CHALLENGE
The records below must be retyped exactly.

============

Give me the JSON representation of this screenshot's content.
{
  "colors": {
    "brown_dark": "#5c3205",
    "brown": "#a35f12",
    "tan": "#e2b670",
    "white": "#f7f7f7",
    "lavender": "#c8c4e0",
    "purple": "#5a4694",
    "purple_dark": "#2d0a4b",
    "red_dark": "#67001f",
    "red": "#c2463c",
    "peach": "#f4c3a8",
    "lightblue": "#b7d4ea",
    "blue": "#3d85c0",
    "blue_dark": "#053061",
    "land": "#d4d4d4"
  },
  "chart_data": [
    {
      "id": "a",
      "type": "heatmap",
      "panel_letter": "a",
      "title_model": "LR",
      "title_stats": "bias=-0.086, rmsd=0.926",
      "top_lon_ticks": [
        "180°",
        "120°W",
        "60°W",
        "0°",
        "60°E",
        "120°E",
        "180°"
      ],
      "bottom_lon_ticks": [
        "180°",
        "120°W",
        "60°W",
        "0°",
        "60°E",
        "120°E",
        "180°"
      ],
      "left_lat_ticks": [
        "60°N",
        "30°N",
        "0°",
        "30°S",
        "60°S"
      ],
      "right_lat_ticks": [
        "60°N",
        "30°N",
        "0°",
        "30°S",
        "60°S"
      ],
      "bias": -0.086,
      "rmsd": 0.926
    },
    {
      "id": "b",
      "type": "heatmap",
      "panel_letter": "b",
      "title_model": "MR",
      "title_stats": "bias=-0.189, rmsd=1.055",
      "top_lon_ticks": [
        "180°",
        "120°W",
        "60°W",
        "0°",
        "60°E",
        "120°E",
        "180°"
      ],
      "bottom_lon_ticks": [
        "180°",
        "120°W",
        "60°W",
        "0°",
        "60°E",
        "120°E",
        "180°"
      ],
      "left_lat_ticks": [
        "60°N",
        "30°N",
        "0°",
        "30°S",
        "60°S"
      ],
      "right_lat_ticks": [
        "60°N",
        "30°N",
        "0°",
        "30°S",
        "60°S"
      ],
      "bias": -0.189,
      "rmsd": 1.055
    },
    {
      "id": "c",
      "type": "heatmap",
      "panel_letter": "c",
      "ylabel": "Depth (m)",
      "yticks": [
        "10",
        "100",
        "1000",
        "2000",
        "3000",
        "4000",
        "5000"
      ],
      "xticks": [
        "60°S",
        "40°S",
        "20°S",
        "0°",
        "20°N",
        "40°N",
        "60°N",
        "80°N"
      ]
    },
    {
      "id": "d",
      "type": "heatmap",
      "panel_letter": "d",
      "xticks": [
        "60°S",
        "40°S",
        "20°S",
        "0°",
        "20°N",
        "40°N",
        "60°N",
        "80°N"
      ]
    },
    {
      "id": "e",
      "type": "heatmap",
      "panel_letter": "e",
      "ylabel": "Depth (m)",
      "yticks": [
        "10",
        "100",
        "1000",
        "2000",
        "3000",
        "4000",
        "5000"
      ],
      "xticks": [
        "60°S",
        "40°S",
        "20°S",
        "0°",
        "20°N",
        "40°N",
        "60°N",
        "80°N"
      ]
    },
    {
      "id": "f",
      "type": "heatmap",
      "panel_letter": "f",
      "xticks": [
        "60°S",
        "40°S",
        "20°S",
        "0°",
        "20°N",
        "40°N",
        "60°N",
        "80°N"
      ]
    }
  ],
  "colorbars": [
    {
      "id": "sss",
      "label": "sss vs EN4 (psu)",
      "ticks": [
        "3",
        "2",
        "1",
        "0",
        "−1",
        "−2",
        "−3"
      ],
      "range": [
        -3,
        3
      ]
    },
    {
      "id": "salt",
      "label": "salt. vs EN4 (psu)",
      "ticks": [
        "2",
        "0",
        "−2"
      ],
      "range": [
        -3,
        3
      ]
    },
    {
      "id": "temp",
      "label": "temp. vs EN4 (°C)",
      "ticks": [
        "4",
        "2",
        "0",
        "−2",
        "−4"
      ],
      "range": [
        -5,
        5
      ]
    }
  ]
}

============

OUTPUT OF THE TASK
Give me the JSON representation of this screenshot's content.
{
  "colors": {
    "brown_dark": "#5c3205",
    "brown": "#a35f12",
    "tan": "#e2b670",
    "white": "#f7f7f7",
    "lavender": "#c8c4e0",
    "purple": "#5a4694",
    "purple_dark": "#2d0a4b",
    "red_dark": "#67001f",
    "red": "#c2463c",
    "peach": "#f4c3a8",
    "lightblue": "#b7d4ea",
    "blue": "#3d85c0",
    "blue_dark": "#053061",
    "land": "#d4d4d4"
  },
  "chart_data": [
    {
      "id": "a",
      "type": "heatmap",
      "panel_letter": "a",
      "title_model": "LR",
      "title_stats": "bias=-0.086, rmsd=0.926",
      "top_lon_ticks": [
        "180°",
        "120°W",
        "60°W",
        "0°",
        "60°E",
        "120°E",
        "180°"
      ],
      "bottom_lon_ticks": [
        "180°",
        "120°W",
        "60°W",
        "0°",
        "60°E",
        "120°E",
        "180°"
      ],
      "left_lat_ticks": [
        "60°N",
        "30°N",
        "0°",
        "30°S",
        "60°S"
      ],
      "right_lat_ticks": [
        "60°N",
        "30°N",
        "0°",
        "30°S",
        "60°S"
      ],
      "bias": -0.086,
      "rmsd": 0.926
    },
    {
      "id": "b",
      "type": "heatmap",
      "panel_letter": "b",
      "title_model": "MR",
      "title_stats": "bias=-0.189, rmsd=1.055",
      "top_lon_ticks": [
        "180°",
        "120°W",
        "60°W",
        "0°",
        "60°E",
        "120°E",
        "180°"
      ],
      "bottom_lon_ticks": [
        "180°",
        "120°W",
        "60°W",
        "0°",
        "60°E",
        "120°E",
        "180°"
      ],
      "left_lat_ticks": [
        "60°N",
        "30°N",
        "0°",
        "30°S",
        "60°S"
      ],
      "right_lat_ticks": [
        "60°N",
        "30°N",
        "0°",
        "30°S",
        "60°S"
      ],
      "bias": -0.189,
      "rmsd": 1.055
    },
    {
      "id": "c",
      "type": "heatmap",
      "panel_letter": "c",
      "ylabel": "Depth (m)",
      "yticks": [
        "10",
        "100",
        "1000",
        "2000",
        "3000",
        "4000",
        "5000"
      ],
      "xticks": [
        "60°S",
        "40°S",
        "20°S",
        "0°",
        "20°N",
        "40°N",
        "60°N",
        "80°N"
      ]
    },
    {
      "id": "d",
      "type": "heatmap",
      "panel_letter": "d",
      "xticks": [
        "60°S",
        "40°S",
        "20°S",
        "0°",
        "20°N",
        "40°N",
        "60°N",
        "80°N"
      ]
    },
    {
      "id": "e",
      "type": "heatmap",
      "panel_letter": "e",
      "ylabel": "Depth (m)",
      "yticks": [
        "10",
        "100",
        "1000",
        "2000",
        "3000",
        "4000",
        "5000"
      ],
      "xticks": [
        "60°S",
        "40°S",
        "20°S",
        "0°",
        "20°N",
        "40°N",
        "60°N",
        "80°N"
      ]
    },
    {
      "id": "f",
      "type": "heatmap",
      "panel_letter": "f",
      "xticks": [
        "60°S",
        "40°S",
        "20°S",
        "0°",
        "20°N",
        "40°N",
        "60°N",
        "80°N"
      ]
    }
  ],
  "colorbars": [
    {
      "id": "sss",
      "label": "sss vs EN4 (psu)",
      "ticks": [
        "3",
        "2",
        "1",
        "0",
        "−1",
        "−2",
        "−3"
      ],
      "range": [
        -3,
        3
      ]
    },
    {
      "id": "salt",
      "label": "salt. vs EN4 (psu)",
      "ticks": [
        "2",
        "0",
        "−2"
      ],
      "range": [
        -3,
        3
      ]
    },
    {
      "id": "temp",
      "label": "temp. vs EN4 (°C)",
      "ticks": [
        "4",
        "2",
        "0",
        "−2",
        "−4"
      ],
      "range": [
        -5,
        5
      ]
    }
  ]
}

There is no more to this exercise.